──────── Input ────────

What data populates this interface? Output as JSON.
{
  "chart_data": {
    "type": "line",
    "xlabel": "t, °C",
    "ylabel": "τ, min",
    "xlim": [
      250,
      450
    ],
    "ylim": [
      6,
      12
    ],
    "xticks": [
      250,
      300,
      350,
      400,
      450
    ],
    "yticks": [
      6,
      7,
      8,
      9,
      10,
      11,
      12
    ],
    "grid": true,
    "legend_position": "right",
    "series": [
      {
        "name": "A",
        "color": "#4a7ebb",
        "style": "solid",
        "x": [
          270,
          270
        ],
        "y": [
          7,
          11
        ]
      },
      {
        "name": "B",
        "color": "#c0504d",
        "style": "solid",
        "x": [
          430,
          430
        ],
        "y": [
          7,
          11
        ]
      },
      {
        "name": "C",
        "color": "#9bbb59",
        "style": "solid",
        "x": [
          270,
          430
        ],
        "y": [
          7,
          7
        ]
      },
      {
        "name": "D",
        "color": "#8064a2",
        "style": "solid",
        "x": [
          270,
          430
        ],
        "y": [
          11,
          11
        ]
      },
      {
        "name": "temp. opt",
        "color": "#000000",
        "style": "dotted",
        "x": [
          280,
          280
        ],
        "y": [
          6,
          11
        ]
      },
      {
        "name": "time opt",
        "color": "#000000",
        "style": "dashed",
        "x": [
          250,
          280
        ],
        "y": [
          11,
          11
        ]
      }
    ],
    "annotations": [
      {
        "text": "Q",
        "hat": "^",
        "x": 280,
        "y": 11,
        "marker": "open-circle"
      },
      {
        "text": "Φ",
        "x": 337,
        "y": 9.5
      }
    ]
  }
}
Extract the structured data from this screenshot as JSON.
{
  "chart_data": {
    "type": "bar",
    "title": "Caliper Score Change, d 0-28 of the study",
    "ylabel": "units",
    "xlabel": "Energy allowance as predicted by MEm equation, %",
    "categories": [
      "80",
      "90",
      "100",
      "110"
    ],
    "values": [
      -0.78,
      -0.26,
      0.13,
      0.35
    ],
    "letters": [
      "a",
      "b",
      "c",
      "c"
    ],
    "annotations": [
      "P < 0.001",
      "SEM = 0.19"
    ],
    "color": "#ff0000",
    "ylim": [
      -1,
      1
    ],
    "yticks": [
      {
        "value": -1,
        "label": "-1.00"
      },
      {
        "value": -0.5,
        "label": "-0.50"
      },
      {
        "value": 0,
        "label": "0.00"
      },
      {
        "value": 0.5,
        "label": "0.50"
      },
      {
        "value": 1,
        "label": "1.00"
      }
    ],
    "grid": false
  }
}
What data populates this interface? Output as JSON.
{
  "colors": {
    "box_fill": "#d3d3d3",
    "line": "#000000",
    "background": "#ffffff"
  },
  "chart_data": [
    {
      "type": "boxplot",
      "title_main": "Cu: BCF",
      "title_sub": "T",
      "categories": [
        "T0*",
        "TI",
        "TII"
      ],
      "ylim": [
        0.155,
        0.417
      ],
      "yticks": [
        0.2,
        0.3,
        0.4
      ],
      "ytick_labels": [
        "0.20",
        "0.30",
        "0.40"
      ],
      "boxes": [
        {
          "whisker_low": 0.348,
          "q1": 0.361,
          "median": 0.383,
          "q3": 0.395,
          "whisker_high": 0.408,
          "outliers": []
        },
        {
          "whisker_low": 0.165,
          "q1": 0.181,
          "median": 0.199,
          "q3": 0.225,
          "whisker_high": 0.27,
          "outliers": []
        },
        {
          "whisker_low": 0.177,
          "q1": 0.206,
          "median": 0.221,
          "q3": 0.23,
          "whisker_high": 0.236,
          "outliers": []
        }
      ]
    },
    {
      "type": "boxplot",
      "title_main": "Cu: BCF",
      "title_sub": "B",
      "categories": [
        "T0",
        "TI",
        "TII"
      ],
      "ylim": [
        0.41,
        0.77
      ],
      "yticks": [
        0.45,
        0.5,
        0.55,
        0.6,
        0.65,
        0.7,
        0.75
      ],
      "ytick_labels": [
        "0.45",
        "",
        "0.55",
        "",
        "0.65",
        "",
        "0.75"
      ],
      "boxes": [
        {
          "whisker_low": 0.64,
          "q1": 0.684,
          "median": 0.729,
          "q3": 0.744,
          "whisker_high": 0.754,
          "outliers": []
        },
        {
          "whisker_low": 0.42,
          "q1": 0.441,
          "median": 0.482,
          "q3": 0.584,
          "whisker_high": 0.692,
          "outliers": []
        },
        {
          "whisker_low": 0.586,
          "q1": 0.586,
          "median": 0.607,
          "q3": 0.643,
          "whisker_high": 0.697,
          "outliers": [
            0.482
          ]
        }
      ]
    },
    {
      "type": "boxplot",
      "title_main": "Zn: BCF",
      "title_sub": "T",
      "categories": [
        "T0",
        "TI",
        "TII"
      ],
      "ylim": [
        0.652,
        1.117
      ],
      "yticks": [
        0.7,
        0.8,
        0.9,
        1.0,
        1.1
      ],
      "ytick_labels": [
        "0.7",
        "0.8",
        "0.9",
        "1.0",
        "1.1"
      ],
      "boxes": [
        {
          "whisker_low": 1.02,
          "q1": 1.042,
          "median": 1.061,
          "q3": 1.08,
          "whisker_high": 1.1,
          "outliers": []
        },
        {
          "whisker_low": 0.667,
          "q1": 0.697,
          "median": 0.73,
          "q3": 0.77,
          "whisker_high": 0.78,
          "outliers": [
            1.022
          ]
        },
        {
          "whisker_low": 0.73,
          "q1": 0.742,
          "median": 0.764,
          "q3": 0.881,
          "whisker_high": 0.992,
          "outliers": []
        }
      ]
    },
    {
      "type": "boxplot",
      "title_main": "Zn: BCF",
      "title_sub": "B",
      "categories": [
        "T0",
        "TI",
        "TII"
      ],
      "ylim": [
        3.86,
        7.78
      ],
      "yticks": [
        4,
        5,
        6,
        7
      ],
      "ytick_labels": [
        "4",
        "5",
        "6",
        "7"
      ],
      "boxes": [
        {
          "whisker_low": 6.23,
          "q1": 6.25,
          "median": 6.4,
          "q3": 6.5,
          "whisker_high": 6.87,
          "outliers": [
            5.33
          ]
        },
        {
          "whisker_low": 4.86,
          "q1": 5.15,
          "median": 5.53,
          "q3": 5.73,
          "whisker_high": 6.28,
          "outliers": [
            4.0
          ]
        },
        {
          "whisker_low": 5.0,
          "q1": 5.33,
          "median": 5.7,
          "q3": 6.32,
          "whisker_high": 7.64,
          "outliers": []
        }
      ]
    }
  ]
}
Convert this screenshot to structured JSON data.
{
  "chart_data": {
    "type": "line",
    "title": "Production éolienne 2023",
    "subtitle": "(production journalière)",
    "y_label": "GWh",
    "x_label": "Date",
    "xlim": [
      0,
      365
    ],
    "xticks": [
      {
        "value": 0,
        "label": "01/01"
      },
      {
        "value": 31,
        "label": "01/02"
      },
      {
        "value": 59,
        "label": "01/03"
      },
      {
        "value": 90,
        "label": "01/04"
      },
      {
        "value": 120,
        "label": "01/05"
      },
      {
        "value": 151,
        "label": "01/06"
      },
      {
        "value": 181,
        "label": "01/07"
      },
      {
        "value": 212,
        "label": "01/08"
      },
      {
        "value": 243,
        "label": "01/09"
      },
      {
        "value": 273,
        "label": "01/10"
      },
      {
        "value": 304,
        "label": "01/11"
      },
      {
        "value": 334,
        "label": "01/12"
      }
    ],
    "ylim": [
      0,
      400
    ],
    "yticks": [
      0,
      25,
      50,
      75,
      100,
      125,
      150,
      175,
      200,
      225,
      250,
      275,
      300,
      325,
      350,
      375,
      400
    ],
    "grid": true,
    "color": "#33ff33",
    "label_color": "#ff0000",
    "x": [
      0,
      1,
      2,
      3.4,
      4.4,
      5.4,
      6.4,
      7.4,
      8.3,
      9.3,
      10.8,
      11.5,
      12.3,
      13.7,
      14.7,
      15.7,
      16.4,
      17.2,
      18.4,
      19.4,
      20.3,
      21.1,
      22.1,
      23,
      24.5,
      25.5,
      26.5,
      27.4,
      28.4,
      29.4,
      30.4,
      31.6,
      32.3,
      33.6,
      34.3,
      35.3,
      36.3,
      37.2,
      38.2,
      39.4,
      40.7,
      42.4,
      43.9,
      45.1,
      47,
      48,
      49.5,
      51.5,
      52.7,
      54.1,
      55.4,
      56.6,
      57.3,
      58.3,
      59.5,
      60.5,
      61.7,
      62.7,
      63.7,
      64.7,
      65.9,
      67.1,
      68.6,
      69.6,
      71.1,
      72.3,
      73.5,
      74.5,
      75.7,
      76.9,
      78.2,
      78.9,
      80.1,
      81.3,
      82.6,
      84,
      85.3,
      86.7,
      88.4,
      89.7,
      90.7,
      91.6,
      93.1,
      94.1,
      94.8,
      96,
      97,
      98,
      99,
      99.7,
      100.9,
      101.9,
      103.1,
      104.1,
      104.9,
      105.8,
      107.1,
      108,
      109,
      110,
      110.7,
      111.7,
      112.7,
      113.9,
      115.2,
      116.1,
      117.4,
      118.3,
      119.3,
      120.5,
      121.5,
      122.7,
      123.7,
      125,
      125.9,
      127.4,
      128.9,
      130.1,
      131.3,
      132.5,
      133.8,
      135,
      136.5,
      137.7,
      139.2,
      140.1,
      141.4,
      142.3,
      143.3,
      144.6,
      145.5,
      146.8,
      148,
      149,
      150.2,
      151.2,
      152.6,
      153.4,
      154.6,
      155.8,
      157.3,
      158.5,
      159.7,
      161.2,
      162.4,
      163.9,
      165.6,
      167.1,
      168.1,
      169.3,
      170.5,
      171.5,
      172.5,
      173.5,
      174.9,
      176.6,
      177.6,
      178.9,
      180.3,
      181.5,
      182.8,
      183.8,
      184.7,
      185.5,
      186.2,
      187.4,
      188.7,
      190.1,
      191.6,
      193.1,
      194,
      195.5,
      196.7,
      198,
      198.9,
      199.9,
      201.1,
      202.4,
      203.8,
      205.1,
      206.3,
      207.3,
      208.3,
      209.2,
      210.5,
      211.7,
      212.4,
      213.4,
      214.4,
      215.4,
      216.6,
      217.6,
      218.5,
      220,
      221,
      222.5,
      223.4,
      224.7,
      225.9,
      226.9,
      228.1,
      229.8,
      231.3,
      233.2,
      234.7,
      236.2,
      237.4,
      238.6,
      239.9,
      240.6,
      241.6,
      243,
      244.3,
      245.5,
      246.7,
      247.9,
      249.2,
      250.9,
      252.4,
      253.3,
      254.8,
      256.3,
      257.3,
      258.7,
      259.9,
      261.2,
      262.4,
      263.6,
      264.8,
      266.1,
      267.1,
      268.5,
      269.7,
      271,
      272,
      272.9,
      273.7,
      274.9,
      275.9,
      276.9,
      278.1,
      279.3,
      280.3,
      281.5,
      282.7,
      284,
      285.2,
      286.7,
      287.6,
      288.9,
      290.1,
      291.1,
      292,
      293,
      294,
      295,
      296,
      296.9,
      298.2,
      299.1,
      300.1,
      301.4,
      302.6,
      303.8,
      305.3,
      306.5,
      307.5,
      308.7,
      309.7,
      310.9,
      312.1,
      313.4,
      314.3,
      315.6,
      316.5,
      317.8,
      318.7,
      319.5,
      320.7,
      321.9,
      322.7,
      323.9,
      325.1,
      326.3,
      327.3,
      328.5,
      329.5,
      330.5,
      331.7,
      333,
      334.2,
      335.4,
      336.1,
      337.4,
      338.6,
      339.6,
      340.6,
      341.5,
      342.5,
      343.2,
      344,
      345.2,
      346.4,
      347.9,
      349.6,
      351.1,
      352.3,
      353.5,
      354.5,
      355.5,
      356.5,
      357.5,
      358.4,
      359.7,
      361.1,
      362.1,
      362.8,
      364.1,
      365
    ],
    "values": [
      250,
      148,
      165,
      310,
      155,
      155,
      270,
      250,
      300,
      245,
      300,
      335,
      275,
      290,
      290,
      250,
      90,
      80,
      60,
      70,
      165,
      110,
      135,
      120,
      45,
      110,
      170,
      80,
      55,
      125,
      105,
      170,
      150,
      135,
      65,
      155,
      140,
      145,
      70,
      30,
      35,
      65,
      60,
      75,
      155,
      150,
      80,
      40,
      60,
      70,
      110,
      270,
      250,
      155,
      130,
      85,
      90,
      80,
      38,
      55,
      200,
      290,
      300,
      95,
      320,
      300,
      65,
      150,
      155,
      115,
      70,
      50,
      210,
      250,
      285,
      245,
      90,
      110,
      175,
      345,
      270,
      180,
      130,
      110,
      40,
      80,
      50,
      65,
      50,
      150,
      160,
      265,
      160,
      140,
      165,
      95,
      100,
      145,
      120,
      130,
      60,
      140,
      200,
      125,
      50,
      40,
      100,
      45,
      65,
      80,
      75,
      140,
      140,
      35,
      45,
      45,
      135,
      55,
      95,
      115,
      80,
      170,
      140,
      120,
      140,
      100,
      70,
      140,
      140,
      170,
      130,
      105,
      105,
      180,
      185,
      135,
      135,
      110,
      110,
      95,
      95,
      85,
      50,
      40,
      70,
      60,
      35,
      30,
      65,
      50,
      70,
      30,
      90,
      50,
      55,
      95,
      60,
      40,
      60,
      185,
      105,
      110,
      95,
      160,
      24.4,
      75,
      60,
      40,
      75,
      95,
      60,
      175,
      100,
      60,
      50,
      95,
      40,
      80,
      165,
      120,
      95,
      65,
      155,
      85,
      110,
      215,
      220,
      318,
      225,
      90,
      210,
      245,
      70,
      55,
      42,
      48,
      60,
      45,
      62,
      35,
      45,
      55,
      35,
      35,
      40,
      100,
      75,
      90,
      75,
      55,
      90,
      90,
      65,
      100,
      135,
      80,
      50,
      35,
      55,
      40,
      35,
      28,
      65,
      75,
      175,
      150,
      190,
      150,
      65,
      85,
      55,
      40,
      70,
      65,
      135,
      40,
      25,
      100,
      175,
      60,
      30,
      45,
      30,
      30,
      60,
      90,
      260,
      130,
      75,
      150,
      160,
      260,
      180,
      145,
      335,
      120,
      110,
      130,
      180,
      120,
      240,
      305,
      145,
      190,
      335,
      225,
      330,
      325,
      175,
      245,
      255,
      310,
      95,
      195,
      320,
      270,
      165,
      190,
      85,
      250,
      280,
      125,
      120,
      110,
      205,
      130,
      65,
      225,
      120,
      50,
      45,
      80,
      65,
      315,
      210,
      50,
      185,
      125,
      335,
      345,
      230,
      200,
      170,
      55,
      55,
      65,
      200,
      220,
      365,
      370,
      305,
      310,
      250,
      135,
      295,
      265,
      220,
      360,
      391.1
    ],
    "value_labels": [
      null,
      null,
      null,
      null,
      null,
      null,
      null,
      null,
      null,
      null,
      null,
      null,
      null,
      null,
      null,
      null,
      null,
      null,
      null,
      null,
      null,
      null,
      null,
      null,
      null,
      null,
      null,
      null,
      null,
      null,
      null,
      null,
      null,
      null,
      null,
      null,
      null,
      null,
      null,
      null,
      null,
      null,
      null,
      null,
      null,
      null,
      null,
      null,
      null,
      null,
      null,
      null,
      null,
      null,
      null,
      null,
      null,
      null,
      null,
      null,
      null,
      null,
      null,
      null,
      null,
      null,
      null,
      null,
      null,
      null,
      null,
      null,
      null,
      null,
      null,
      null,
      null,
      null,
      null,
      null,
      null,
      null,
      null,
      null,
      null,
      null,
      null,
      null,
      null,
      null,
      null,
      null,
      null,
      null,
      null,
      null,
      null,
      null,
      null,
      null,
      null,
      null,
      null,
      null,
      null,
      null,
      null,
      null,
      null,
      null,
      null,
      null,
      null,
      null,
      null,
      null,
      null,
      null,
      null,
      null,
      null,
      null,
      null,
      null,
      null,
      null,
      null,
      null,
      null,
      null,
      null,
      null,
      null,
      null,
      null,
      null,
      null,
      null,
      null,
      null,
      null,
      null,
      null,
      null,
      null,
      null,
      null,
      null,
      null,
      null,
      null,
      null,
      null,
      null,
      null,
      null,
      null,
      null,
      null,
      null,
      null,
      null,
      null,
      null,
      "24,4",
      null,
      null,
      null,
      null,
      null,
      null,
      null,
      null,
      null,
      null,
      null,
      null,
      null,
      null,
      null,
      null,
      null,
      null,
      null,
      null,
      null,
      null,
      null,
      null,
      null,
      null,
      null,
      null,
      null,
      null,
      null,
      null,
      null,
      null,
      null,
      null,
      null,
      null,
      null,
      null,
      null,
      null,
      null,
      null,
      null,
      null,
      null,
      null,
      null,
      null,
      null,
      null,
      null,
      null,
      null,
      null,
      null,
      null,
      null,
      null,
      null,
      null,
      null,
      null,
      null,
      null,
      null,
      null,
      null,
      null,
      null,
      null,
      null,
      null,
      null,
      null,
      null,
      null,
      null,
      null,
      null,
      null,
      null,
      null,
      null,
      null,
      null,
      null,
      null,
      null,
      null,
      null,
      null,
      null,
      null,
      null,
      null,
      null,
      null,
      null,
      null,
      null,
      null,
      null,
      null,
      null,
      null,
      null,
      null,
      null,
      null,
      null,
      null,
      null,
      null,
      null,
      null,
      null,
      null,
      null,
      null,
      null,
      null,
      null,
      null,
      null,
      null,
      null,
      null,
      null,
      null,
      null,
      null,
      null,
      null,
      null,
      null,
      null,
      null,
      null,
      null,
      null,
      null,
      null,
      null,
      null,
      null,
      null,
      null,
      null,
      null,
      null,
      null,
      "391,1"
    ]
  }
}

────────

Looking at the data above, how many lines hold the word "screenshot"? Respond with the number alone.

2